Extracted records:
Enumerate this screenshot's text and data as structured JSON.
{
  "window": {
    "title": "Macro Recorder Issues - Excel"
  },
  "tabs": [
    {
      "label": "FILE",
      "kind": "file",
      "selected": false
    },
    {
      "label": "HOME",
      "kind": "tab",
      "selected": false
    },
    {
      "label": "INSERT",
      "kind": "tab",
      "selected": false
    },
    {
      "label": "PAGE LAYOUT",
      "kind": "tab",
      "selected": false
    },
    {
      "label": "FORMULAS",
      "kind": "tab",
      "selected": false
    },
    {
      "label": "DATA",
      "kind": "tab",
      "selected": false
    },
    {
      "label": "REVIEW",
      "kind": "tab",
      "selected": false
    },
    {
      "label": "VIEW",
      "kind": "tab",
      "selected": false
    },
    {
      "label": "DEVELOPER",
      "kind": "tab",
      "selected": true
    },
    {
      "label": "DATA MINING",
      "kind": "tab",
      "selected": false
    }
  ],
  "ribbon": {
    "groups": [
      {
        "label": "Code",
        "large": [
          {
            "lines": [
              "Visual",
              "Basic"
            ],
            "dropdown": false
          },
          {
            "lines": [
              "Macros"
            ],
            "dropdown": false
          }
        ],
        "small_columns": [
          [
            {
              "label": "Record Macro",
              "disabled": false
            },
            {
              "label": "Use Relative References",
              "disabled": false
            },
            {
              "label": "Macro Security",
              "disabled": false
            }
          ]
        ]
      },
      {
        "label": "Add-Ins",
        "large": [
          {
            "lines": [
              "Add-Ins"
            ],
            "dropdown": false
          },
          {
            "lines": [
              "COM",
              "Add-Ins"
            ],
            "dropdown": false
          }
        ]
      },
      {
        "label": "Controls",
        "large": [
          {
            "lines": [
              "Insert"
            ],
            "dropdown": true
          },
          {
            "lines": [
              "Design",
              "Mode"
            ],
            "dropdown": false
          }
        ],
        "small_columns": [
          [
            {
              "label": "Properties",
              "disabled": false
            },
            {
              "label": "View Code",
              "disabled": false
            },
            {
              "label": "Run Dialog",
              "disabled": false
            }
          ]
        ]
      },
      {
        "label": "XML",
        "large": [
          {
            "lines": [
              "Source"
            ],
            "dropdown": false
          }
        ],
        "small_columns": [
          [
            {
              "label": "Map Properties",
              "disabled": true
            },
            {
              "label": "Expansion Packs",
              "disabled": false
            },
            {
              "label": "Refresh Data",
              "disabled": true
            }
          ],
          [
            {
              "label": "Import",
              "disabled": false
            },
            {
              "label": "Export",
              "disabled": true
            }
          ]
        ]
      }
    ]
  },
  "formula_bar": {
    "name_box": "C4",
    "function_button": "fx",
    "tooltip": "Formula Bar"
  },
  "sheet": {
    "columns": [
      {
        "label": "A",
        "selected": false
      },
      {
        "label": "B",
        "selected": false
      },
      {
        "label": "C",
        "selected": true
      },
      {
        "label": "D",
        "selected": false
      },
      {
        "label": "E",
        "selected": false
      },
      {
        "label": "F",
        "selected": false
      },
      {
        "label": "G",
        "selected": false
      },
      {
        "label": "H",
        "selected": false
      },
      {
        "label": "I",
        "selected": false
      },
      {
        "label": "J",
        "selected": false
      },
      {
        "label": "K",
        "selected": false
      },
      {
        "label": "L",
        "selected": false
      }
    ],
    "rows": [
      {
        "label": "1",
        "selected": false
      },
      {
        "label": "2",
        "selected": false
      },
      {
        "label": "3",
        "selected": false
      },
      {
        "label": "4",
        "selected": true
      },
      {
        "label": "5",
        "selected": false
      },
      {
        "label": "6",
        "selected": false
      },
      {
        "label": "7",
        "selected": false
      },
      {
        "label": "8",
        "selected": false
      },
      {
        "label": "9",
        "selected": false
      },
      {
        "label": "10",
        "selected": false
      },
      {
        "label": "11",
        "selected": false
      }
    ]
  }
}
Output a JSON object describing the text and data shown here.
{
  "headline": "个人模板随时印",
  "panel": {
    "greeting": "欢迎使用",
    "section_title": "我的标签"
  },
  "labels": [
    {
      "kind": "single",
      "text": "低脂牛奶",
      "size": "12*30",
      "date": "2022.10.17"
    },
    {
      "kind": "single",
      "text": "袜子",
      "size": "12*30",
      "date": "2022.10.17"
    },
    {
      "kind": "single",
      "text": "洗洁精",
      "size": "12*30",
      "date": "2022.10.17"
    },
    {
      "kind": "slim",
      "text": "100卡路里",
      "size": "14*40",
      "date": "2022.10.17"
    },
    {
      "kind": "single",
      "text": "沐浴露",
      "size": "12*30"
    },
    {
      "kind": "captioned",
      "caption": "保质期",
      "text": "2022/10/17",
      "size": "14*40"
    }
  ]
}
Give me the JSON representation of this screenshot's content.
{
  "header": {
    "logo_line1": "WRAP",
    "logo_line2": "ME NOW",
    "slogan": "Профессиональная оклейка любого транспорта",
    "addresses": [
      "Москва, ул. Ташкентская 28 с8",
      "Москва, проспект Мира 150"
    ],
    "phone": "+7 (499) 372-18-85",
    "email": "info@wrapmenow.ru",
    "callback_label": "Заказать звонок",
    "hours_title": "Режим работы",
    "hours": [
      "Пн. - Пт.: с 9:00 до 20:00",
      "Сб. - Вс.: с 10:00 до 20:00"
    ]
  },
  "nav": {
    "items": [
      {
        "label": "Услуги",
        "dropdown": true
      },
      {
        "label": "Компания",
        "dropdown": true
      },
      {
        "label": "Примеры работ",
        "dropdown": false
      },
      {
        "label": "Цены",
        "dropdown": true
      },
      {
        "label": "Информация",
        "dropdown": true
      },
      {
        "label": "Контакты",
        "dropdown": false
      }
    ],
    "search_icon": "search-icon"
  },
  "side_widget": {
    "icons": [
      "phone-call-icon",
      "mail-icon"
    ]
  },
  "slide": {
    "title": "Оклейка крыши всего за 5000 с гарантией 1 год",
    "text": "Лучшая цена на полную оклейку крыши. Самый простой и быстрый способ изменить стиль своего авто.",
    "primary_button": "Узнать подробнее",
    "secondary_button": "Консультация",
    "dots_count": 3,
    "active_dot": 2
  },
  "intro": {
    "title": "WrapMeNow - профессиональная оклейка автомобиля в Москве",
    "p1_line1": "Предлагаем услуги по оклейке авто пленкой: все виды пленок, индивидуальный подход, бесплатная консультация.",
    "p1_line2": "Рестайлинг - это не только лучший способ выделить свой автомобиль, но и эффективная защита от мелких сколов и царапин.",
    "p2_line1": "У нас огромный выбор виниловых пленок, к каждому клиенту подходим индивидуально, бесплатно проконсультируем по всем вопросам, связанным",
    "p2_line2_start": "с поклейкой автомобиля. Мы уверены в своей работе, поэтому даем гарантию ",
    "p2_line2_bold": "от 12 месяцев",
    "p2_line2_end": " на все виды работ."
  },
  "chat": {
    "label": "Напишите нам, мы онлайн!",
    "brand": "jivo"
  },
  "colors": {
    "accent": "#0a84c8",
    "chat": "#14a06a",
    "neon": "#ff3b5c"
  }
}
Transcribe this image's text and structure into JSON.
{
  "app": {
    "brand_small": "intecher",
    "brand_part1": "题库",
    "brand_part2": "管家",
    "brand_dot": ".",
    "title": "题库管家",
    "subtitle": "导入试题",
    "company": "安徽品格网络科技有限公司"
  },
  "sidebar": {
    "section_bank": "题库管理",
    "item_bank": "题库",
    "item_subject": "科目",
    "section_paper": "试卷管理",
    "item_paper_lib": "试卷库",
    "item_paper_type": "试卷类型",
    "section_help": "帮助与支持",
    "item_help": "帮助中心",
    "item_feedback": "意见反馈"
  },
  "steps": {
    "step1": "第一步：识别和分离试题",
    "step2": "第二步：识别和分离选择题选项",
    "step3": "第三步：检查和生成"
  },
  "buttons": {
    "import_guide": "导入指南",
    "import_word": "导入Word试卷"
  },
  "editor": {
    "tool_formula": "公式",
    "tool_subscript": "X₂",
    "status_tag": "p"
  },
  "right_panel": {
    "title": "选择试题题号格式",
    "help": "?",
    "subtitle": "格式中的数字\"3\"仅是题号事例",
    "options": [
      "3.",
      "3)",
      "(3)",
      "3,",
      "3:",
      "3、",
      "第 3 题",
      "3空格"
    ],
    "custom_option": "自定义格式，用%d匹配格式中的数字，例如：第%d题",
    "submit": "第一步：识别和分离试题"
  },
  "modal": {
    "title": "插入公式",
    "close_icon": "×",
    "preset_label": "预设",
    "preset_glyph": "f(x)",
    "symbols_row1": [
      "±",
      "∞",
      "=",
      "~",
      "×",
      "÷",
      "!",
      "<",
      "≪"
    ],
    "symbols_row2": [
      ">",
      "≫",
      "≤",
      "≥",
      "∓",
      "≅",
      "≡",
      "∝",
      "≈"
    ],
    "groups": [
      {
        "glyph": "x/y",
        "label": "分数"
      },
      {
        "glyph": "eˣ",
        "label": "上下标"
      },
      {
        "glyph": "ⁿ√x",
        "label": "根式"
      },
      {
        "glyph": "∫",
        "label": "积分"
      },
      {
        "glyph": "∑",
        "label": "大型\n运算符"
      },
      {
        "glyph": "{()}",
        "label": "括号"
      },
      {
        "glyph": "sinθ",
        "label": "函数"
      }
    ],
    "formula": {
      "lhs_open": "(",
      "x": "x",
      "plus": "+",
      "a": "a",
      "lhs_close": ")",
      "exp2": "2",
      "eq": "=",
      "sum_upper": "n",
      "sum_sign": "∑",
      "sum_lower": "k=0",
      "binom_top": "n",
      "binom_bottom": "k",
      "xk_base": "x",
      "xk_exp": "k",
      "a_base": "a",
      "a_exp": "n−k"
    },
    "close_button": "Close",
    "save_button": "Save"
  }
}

Instruction:
Look over the records above and copy each line that includes the string "способ".

Answer to the problem:
    "text": "Лучшая цена на полную оклейку крыши. Самый простой и быстрый способ изменить стиль своего авто.",
    "p1_line2": "Рестайлинг - это не только лучший способ выделить свой автомобиль, но и эффективная защита от мелких сколов и царапин.",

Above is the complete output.